- _EXERCISE_
Wherever the word "JSON" shows up in a line, please copy that line.

Data records
====
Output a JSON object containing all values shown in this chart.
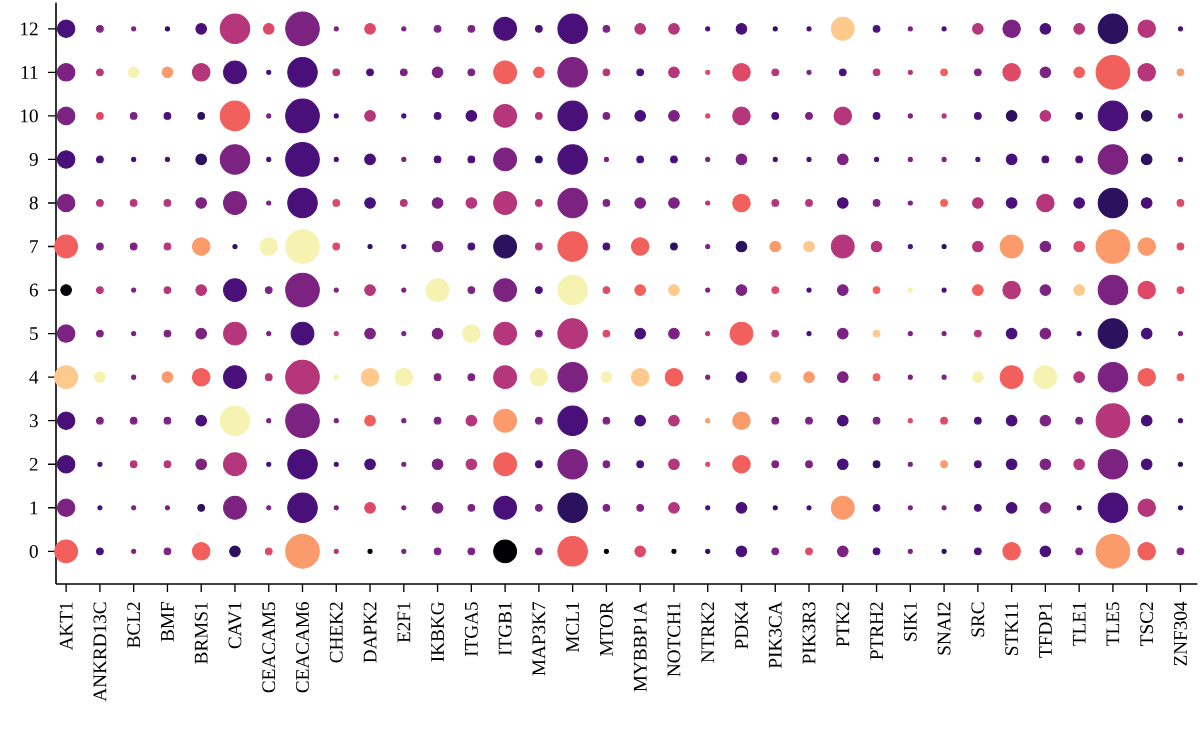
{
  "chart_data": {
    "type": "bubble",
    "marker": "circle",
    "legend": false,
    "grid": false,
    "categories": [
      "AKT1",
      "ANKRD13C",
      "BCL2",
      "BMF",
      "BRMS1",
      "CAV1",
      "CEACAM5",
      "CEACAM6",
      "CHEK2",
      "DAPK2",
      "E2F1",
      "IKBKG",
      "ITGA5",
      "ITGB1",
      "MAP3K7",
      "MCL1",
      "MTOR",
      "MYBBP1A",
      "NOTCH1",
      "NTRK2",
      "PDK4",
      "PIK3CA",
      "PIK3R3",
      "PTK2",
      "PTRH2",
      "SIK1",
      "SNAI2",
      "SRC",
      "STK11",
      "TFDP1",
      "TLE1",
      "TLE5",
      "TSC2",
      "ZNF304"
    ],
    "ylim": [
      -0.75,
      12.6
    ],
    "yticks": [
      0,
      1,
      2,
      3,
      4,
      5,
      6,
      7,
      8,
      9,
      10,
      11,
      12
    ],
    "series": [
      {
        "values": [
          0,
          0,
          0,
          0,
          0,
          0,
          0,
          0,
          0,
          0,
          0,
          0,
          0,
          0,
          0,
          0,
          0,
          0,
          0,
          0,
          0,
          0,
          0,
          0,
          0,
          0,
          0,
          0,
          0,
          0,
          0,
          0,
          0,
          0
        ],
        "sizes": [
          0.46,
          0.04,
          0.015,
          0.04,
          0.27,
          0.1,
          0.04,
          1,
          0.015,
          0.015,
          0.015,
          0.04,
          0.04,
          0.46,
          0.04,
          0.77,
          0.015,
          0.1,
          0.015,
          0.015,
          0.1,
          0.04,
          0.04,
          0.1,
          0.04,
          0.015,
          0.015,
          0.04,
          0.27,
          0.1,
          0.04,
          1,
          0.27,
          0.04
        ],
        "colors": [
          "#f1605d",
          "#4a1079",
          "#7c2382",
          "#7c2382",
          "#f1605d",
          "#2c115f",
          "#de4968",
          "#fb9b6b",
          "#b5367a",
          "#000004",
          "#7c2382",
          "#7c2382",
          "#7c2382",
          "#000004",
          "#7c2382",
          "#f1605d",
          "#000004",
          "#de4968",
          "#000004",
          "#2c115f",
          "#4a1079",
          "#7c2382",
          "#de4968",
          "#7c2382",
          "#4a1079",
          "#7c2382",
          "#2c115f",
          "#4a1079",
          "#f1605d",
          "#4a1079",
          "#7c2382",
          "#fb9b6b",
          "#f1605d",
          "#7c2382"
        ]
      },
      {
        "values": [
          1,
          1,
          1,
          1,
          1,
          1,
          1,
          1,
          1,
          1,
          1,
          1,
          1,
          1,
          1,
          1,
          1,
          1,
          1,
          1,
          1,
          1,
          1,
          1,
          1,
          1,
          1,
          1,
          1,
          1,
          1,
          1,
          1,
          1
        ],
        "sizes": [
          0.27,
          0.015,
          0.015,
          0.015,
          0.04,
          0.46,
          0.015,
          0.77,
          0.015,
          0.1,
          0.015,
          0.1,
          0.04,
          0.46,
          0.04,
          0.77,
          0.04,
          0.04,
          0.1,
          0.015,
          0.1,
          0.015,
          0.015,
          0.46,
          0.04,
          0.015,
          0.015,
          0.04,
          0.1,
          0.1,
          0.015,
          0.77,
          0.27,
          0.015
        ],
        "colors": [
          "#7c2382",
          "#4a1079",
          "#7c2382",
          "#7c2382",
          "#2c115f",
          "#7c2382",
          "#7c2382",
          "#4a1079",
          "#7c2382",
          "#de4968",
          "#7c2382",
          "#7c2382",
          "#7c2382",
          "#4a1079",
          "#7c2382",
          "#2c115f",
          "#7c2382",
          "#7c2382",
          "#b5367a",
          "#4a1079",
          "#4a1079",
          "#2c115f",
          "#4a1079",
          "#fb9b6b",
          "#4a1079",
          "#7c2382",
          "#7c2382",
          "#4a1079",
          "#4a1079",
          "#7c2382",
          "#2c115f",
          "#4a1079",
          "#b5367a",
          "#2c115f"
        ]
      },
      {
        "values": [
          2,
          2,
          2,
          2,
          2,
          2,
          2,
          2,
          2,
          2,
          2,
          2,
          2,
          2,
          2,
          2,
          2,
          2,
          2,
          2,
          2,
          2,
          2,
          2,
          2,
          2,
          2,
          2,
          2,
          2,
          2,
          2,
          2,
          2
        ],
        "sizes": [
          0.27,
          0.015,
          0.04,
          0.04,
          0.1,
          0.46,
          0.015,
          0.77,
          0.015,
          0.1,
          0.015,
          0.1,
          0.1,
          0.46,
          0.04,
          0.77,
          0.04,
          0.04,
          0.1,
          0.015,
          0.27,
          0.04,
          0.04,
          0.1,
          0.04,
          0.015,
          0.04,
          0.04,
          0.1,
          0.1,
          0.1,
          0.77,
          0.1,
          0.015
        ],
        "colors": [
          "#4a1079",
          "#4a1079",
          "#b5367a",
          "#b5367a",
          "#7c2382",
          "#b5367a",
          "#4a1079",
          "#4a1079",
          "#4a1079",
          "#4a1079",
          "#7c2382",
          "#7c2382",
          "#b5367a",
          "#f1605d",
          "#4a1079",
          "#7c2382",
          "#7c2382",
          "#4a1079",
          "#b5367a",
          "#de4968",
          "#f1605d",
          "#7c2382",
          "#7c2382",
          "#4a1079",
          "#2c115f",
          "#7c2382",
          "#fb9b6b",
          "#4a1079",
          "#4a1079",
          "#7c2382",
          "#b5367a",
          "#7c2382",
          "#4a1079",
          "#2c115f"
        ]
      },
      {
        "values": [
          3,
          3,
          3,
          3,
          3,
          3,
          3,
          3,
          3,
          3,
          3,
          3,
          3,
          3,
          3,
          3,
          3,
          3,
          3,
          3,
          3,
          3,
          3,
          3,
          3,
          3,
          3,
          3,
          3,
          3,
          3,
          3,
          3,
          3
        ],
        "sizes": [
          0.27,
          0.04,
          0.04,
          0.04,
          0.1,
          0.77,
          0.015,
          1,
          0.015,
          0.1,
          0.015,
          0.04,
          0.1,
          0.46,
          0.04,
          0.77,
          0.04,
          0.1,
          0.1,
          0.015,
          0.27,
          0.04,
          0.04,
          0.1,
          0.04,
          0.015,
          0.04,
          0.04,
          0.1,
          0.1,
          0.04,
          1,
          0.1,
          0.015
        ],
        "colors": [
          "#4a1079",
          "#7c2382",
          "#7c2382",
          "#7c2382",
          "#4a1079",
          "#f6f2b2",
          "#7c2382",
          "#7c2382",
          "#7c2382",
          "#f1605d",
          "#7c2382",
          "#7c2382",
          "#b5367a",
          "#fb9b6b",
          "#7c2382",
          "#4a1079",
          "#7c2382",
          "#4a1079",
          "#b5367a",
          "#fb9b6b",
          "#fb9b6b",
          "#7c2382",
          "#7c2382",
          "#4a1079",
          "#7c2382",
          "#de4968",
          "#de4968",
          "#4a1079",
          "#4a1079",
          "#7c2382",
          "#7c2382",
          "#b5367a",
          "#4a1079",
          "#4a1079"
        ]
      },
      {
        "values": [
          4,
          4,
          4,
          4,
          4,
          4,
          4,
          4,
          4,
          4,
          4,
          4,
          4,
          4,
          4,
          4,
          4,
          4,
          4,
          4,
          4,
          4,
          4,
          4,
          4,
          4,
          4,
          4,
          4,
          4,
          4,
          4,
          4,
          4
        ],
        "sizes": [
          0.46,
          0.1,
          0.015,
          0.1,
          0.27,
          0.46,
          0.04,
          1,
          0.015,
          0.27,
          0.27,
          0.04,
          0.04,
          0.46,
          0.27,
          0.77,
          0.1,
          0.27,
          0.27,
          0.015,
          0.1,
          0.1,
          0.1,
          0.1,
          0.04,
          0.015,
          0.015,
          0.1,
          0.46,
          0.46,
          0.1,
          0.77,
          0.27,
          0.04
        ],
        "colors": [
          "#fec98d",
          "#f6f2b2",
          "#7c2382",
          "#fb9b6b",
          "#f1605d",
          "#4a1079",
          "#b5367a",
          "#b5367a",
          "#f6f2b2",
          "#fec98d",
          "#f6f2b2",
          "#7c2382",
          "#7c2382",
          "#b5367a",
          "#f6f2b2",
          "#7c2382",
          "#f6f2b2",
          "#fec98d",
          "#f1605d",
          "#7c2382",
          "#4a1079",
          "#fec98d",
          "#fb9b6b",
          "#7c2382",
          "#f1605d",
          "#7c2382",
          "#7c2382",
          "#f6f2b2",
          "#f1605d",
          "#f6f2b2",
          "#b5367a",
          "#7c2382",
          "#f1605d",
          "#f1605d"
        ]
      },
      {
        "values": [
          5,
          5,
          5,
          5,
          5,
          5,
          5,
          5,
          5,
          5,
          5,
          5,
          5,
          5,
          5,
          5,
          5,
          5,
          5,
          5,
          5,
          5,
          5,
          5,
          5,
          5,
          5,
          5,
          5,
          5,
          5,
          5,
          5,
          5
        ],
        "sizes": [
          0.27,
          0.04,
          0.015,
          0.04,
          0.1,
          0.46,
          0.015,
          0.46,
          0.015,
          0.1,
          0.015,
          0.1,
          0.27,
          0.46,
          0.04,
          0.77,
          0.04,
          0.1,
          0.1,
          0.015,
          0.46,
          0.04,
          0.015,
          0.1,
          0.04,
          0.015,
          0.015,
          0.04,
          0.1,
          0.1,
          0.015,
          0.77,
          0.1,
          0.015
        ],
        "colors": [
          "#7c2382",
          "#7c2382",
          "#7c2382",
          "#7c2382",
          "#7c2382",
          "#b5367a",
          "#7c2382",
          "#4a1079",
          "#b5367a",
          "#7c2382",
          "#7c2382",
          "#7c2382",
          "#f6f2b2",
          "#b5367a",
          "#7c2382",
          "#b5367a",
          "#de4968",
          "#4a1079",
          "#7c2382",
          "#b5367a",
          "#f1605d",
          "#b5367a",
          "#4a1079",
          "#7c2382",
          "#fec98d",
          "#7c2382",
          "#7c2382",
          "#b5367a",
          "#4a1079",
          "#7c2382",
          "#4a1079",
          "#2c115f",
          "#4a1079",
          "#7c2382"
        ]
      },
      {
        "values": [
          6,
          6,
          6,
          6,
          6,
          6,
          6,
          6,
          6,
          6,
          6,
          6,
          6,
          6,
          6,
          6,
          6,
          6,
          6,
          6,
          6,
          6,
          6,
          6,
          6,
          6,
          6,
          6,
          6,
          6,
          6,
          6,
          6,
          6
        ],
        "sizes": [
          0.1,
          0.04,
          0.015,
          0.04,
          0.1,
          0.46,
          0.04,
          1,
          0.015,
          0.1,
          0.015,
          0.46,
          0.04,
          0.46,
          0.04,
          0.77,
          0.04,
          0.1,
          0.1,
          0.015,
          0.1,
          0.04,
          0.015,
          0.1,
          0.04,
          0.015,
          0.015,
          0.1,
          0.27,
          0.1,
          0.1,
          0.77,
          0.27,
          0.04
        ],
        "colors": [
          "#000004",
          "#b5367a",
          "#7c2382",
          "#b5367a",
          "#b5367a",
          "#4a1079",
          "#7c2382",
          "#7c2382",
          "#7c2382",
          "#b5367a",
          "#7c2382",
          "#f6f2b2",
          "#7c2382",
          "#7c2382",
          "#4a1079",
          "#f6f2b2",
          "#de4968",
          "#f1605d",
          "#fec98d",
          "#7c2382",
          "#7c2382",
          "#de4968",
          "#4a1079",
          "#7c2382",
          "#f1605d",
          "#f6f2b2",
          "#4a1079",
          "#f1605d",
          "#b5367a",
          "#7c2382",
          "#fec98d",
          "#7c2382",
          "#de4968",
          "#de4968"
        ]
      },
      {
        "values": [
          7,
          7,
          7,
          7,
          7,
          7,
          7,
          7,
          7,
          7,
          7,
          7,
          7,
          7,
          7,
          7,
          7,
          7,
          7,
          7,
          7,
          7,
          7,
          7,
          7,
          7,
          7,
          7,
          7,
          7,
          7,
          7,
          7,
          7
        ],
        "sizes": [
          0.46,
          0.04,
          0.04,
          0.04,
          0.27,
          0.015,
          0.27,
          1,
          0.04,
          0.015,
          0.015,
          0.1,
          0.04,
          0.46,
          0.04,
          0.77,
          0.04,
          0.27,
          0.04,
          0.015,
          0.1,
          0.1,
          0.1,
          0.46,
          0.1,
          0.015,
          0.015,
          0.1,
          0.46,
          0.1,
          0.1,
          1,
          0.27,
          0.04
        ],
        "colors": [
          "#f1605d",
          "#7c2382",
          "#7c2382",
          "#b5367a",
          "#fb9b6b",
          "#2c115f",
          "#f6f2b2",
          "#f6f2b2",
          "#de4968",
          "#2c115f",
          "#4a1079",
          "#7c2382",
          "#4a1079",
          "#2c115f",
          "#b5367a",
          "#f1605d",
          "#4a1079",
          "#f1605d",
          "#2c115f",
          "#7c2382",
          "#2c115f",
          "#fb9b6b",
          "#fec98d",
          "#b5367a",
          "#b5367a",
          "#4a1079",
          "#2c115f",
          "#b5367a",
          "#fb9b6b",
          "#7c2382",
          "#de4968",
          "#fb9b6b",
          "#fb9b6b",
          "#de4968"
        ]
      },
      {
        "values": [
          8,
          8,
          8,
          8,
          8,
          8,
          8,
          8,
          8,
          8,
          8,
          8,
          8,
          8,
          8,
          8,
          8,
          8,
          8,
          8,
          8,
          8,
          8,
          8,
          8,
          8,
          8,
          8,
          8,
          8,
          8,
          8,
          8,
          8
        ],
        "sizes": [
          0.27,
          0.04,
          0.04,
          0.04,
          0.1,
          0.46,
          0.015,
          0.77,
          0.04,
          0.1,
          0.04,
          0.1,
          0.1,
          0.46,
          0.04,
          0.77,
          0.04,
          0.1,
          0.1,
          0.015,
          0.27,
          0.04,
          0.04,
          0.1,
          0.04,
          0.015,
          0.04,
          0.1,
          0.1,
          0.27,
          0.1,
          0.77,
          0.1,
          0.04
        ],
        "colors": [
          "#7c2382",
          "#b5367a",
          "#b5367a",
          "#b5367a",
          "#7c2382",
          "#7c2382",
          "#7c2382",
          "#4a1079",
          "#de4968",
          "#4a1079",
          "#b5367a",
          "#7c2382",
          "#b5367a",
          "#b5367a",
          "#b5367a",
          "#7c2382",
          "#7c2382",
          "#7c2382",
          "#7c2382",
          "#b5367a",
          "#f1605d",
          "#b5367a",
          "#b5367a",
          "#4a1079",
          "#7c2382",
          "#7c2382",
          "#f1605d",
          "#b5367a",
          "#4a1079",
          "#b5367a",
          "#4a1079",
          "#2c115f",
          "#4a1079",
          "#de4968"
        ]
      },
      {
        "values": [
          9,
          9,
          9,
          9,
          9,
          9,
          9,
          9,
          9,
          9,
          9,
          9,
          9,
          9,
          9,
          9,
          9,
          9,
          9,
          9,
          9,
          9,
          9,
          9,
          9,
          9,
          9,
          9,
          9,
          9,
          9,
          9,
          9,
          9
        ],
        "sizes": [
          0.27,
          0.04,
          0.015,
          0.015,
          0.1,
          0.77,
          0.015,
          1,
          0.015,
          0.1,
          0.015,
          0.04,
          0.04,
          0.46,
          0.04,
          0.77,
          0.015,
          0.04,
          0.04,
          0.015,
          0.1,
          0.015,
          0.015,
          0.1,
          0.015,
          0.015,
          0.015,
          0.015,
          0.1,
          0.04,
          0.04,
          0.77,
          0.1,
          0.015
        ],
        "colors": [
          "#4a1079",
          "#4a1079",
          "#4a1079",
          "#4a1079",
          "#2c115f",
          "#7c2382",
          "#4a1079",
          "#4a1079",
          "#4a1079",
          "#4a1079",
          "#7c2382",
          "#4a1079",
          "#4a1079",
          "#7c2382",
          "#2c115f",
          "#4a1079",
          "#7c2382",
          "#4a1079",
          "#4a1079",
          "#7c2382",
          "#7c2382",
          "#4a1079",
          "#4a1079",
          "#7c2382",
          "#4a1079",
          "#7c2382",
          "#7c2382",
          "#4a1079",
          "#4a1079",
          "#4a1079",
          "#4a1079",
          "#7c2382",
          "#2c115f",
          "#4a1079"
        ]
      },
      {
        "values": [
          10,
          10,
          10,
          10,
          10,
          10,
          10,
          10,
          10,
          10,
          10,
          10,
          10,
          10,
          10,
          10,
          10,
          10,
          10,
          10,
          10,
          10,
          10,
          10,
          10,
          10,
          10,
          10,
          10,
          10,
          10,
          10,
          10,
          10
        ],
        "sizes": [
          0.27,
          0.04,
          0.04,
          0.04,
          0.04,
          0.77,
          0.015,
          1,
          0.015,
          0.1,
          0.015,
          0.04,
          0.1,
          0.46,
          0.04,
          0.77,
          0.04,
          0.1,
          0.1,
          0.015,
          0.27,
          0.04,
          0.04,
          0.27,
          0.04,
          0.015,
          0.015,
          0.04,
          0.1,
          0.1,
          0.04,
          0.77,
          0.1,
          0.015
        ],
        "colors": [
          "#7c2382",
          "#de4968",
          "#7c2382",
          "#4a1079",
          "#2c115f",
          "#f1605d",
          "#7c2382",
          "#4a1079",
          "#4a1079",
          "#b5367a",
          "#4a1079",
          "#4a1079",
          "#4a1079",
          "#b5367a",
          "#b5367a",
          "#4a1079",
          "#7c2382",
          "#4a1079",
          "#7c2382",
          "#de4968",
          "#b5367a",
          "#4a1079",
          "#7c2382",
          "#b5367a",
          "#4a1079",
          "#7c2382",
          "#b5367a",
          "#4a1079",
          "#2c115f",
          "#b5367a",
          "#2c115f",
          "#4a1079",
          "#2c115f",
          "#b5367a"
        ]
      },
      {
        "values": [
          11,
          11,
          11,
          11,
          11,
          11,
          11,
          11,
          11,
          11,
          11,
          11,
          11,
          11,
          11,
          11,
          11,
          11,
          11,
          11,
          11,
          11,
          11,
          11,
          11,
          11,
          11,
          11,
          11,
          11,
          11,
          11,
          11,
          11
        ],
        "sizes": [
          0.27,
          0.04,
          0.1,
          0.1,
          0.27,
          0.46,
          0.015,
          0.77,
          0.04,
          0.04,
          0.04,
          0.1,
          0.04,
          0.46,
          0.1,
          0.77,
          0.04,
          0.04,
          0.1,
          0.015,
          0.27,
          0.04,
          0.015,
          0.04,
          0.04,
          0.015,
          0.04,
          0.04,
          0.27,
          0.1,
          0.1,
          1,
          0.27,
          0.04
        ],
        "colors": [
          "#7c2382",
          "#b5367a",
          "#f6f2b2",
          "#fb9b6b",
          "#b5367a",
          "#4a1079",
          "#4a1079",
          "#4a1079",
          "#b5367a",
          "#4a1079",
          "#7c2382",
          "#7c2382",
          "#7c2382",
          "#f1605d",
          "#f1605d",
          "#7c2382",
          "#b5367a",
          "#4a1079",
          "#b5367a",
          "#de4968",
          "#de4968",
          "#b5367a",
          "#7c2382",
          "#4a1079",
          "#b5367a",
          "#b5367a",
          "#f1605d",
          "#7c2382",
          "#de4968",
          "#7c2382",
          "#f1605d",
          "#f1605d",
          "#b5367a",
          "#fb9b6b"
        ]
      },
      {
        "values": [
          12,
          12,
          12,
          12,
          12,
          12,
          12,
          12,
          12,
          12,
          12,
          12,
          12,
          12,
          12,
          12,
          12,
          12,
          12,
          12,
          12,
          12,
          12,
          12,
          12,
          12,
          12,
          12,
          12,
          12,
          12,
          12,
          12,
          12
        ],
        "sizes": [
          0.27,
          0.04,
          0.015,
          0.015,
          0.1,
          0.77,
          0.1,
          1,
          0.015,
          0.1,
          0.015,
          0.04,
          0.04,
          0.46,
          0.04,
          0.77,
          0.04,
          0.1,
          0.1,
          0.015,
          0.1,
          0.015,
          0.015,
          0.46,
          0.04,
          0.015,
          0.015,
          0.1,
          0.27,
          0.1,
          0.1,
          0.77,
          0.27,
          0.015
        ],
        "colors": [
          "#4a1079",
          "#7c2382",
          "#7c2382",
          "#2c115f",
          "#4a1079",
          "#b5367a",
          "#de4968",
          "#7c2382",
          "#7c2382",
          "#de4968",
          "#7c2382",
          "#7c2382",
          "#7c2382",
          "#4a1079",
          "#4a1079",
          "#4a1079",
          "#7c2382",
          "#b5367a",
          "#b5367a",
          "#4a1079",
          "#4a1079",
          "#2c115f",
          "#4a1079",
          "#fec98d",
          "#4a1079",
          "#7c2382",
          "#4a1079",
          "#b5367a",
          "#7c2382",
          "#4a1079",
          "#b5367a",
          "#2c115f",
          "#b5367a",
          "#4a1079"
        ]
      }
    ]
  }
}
====
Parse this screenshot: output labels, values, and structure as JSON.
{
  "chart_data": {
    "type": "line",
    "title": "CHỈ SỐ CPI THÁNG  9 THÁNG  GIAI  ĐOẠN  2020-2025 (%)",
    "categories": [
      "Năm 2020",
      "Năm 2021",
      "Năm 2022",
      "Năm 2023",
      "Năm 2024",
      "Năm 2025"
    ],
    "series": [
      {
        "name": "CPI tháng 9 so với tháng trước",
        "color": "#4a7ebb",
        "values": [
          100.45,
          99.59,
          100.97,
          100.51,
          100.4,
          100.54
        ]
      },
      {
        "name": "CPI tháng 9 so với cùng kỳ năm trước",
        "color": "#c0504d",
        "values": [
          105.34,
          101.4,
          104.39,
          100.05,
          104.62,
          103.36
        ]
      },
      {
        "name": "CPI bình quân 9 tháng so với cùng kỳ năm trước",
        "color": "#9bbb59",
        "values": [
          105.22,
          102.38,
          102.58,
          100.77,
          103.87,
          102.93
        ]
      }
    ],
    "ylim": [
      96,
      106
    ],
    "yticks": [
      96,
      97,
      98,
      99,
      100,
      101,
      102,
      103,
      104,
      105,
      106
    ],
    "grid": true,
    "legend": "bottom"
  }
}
====
- _EXERCISE OUTPUT_
Output a JSON object containing all values shown in this chart.
Parse this screenshot: output labels, values, and structure as JSON.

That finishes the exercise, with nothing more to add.